Request
Here are some records. Copy each one exactly.

Entries supplied
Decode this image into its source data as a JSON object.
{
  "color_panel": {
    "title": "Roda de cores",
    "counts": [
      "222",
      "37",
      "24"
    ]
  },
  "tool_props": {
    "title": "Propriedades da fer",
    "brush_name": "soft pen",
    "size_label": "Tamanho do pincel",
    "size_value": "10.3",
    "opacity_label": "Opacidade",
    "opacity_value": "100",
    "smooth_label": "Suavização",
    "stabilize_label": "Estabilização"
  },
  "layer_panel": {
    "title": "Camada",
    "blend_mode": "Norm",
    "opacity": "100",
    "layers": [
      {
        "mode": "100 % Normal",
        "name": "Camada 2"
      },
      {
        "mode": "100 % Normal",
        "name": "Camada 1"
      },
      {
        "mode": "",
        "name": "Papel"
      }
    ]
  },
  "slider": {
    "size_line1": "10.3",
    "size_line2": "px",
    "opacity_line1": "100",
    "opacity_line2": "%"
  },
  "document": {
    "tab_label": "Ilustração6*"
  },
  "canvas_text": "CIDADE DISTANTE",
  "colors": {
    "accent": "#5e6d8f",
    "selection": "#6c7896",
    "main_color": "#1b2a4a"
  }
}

Result for this task
Decode this image into its source data as a JSON object.
{
  "color_panel": {
    "title": "Roda de cores",
    "counts": [
      "222",
      "37",
      "24"
    ]
  },
  "tool_props": {
    "title": "Propriedades da fer",
    "brush_name": "soft pen",
    "size_label": "Tamanho do pincel",
    "size_value": "10.3",
    "opacity_label": "Opacidade",
    "opacity_value": "100",
    "smooth_label": "Suavização",
    "stabilize_label": "Estabilização"
  },
  "layer_panel": {
    "title": "Camada",
    "blend_mode": "Norm",
    "opacity": "100",
    "layers": [
      {
        "mode": "100 % Normal",
        "name": "Camada 2"
      },
      {
        "mode": "100 % Normal",
        "name": "Camada 1"
      },
      {
        "mode": "",
        "name": "Papel"
      }
    ]
  },
  "slider": {
    "size_line1": "10.3",
    "size_line2": "px",
    "opacity_line1": "100",
    "opacity_line2": "%"
  },
  "document": {
    "tab_label": "Ilustração6*"
  },
  "canvas_text": "CIDADE DISTANTE",
  "colors": {
    "accent": "#5e6d8f",
    "selection": "#6c7896",
    "main_color": "#1b2a4a"
  }
}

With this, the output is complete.